— BEGIN DATA ENTRIES —
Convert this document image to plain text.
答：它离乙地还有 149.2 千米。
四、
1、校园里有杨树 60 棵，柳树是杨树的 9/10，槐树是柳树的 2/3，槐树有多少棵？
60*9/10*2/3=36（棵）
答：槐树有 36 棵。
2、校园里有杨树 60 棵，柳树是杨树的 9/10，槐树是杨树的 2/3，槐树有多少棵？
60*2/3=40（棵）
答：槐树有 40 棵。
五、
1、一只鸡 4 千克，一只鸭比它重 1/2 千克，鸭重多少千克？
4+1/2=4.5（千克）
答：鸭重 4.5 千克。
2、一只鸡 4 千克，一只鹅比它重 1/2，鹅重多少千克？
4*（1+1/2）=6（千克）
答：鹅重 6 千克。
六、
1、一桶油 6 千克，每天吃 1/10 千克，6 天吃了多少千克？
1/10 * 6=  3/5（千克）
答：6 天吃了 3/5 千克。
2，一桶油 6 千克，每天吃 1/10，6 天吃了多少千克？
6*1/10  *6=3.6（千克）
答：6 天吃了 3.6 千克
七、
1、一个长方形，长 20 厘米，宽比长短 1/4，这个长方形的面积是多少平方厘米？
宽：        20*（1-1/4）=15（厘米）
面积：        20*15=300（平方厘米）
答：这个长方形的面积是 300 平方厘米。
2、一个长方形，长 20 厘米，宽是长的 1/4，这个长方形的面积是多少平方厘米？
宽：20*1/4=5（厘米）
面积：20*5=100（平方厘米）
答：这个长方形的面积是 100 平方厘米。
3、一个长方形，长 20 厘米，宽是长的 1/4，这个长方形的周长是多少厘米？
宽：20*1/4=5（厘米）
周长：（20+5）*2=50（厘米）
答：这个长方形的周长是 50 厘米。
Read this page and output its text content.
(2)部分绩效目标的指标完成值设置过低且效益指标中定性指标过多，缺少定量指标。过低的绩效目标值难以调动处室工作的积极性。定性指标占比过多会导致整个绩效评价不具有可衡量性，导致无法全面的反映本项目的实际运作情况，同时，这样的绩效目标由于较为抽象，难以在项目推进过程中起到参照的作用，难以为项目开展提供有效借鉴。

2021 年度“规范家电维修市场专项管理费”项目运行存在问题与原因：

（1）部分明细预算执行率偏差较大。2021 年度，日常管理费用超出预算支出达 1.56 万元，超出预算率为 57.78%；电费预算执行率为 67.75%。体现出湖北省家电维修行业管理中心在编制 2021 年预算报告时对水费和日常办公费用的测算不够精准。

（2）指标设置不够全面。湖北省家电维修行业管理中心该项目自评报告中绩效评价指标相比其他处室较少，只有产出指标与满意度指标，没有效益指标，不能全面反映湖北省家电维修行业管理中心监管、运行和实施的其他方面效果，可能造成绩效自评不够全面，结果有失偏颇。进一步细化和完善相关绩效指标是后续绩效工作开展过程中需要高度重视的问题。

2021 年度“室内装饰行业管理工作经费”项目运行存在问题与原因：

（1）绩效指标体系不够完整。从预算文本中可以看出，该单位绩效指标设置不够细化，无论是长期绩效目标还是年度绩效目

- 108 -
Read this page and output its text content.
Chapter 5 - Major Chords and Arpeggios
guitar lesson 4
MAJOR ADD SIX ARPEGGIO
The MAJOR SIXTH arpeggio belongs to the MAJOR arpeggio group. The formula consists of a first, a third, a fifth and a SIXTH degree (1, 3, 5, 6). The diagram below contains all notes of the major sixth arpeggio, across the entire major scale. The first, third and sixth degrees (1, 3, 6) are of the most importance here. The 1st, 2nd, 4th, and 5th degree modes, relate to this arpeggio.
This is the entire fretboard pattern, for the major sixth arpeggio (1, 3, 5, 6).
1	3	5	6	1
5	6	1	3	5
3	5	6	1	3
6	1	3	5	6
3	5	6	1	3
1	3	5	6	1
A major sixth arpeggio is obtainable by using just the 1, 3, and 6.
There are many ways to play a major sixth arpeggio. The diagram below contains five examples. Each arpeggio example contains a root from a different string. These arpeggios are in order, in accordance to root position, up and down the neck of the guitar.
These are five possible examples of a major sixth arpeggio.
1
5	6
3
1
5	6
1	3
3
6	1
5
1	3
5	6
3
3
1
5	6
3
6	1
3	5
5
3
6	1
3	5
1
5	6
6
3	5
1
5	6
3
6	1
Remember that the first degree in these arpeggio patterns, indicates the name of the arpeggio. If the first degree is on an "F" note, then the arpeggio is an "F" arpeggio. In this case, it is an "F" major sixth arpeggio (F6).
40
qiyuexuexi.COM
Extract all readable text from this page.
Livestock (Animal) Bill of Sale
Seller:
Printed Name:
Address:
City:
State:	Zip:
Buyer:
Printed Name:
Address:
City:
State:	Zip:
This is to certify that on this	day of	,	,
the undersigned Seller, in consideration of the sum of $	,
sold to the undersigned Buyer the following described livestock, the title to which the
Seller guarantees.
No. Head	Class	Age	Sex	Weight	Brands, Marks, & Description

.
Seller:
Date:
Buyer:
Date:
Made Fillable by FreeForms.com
— END DATA ENTRIES —
STATED PROBLEM →
Give the listing again, word for word.

SOLUTION TO THE PROBLEM →
Convert this document image to plain text.
答：它离乙地还有 149.2 千米。
四、
1、校园里有杨树 60 棵，柳树是杨树的 9/10，槐树是柳树的 2/3，槐树有多少棵？
60*9/10*2/3=36（棵）
答：槐树有 36 棵。
2、校园里有杨树 60 棵，柳树是杨树的 9/10，槐树是杨树的 2/3，槐树有多少棵？
60*2/3=40（棵）
答：槐树有 40 棵。
五、
1、一只鸡 4 千克，一只鸭比它重 1/2 千克，鸭重多少千克？
4+1/2=4.5（千克）
答：鸭重 4.5 千克。
2、一只鸡 4 千克，一只鹅比它重 1/2，鹅重多少千克？
4*（1+1/2）=6（千克）
答：鹅重 6 千克。
六、
1、一桶油 6 千克，每天吃 1/10 千克，6 天吃了多少千克？
1/10 * 6=  3/5（千克）
答：6 天吃了 3/5 千克。
2，一桶油 6 千克，每天吃 1/10，6 天吃了多少千克？
6*1/10  *6=3.6（千克）
答：6 天吃了 3.6 千克
七、
1、一个长方形，长 20 厘米，宽比长短 1/4，这个长方形的面积是多少平方厘米？
宽：        20*（1-1/4）=15（厘米）
面积：        20*15=300（平方厘米）
答：这个长方形的面积是 300 平方厘米。
2、一个长方形，长 20 厘米，宽是长的 1/4，这个长方形的面积是多少平方厘米？
宽：20*1/4=5（厘米）
面积：20*5=100（平方厘米）
答：这个长方形的面积是 100 平方厘米。
3、一个长方形，长 20 厘米，宽是长的 1/4，这个长方形的周长是多少厘米？
宽：20*1/4=5（厘米）
周长：（20+5）*2=50（厘米）
答：这个长方形的周长是 50 厘米。
Read this page and output its text content.
(2)部分绩效目标的指标完成值设置过低且效益指标中定性指标过多，缺少定量指标。过低的绩效目标值难以调动处室工作的积极性。定性指标占比过多会导致整个绩效评价不具有可衡量性，导致无法全面的反映本项目的实际运作情况，同时，这样的绩效目标由于较为抽象，难以在项目推进过程中起到参照的作用，难以为项目开展提供有效借鉴。

2021 年度“规范家电维修市场专项管理费”项目运行存在问题与原因：

（1）部分明细预算执行率偏差较大。2021 年度，日常管理费用超出预算支出达 1.56 万元，超出预算率为 57.78%；电费预算执行率为 67.75%。体现出湖北省家电维修行业管理中心在编制 2021 年预算报告时对水费和日常办公费用的测算不够精准。

（2）指标设置不够全面。湖北省家电维修行业管理中心该项目自评报告中绩效评价指标相比其他处室较少，只有产出指标与满意度指标，没有效益指标，不能全面反映湖北省家电维修行业管理中心监管、运行和实施的其他方面效果，可能造成绩效自评不够全面，结果有失偏颇。进一步细化和完善相关绩效指标是后续绩效工作开展过程中需要高度重视的问题。

2021 年度“室内装饰行业管理工作经费”项目运行存在问题与原因：

（1）绩效指标体系不够完整。从预算文本中可以看出，该单位绩效指标设置不够细化，无论是长期绩效目标还是年度绩效目

- 108 -
Read this page and output its text content.
Chapter 5 - Major Chords and Arpeggios
guitar lesson 4
MAJOR ADD SIX ARPEGGIO
The MAJOR SIXTH arpeggio belongs to the MAJOR arpeggio group. The formula consists of a first, a third, a fifth and a SIXTH degree (1, 3, 5, 6). The diagram below contains all notes of the major sixth arpeggio, across the entire major scale. The first, third and sixth degrees (1, 3, 6) are of the most importance here. The 1st, 2nd, 4th, and 5th degree modes, relate to this arpeggio.
This is the entire fretboard pattern, for the major sixth arpeggio (1, 3, 5, 6).
1	3	5	6	1
5	6	1	3	5
3	5	6	1	3
6	1	3	5	6
3	5	6	1	3
1	3	5	6	1
A major sixth arpeggio is obtainable by using just the 1, 3, and 6.
There are many ways to play a major sixth arpeggio. The diagram below contains five examples. Each arpeggio example contains a root from a different string. These arpeggios are in order, in accordance to root position, up and down the neck of the guitar.
These are five possible examples of a major sixth arpeggio.
1
5	6
3
1
5	6
1	3
3
6	1
5
1	3
5	6
3
3
1
5	6
3
6	1
3	5
5
3
6	1
3	5
1
5	6
6
3	5
1
5	6
3
6	1
Remember that the first degree in these arpeggio patterns, indicates the name of the arpeggio. If the first degree is on an "F" note, then the arpeggio is an "F" arpeggio. In this case, it is an "F" major sixth arpeggio (F6).
40
qiyuexuexi.COM
Extract all readable text from this page.
Livestock (Animal) Bill of Sale
Seller:
Printed Name:
Address:
City:
State:	Zip:
Buyer:
Printed Name:
Address:
City:
State:	Zip:
This is to certify that on this	day of	,	,
the undersigned Seller, in consideration of the sum of $	,
sold to the undersigned Buyer the following described livestock, the title to which the
Seller guarantees.
No. Head	Class	Age	Sex	Weight	Brands, Marks, & Description

.
Seller:
Date:
Buyer:
Date:
Made Fillable by FreeForms.com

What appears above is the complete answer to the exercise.